» **EXCERPT PROVIDED**
==============================

As an English teacher, principal, and superintendent, Tom McMorran has always been interested in creating a healthy, vibrant community for students. After retiring, he enrolled in HIU's MA in Interreligious Studies, where he found a community that offered a similar environment to the one he created for his students. 

"When I retired from education, I wanted to find that kind of community for my own learning—a place where you're warmly welcomed and wanted. Certainly, HIU is a spot for that," Tom said. 

An Episcopalian, Tom has been active in his local parish since 1991. Seeking personal growth, he wanted to understand his own faith better and was open to the views of others. "It is okay to say I hold these beliefs to be true, but that doesn't mean your beliefs are false, it means that they are different."  

Tom believes that when students feel that they belong to a community, good learning results. This learning becomes even more solid when there are differences and diverse interpretations in the classroom. "If everybody agrees with everybody, there is not much chance for new learning," he said. “In the classes I have taken at HIU, there have been lots of rich conversations about different views on the world." 

The same thinking that led him to have a successful career in the school system is also something he shared with struggling teenage students. He would tell them, "The universe wants you to be happy. If you are pursuing your interests and your gifts, you will create a future."

In turn, Tom believes he was called to the next step in every stage of his career in education. "As each of us build our knowledge, our dispositions, and education, suddenly opportunities present themselves that we couldn't have undertaken early," he says.  

As an aspiring minister, Tom doesn't anticipate success or failure; he lets the process follow its course. He believes a happy person is one "whose skills and abilities and the challenges they are trying to solve line up. So that is the journey I'm on now."  

Changing careers after 35 years in public education to become an ordained minister might seem like a radical switch, but Tom believes these aren't entirely unrelated. "If you think of the word school administrator, the word ministry is right in the middle of it," he said. "And a minister is someone who cares for a group."

==============================

» **DATA**
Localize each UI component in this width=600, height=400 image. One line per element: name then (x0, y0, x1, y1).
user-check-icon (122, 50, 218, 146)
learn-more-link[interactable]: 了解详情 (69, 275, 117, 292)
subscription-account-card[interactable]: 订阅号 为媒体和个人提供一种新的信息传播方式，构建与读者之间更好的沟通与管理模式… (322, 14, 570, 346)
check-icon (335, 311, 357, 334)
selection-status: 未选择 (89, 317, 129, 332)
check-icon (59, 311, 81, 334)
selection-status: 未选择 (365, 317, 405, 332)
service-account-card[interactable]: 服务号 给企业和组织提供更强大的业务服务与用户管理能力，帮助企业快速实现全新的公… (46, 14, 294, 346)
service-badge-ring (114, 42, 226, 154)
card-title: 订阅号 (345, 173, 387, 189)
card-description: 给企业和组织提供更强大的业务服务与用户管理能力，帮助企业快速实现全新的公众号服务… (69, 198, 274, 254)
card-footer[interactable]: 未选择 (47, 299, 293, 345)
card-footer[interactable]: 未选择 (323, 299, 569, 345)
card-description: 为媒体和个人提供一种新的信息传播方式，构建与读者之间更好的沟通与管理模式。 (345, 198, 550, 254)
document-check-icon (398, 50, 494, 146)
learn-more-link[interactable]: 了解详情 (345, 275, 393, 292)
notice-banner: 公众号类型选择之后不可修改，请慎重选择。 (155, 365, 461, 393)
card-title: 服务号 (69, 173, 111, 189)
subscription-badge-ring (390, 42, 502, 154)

==============================

» **TASK TO COMPLETE**
Could you transcribe the Tom McMorran profile, starting at "As an English" and ending at "for his students."?

» **ANSWER TO THE EXERCISE**
As an English teacher, principal, and superintendent, Tom McMorran has always been interested in creating a healthy, vibrant community for students. After retiring, he enrolled in HIU's MA in Interreligious Studies, where he found a community that offered a similar environment to the one he created for his students.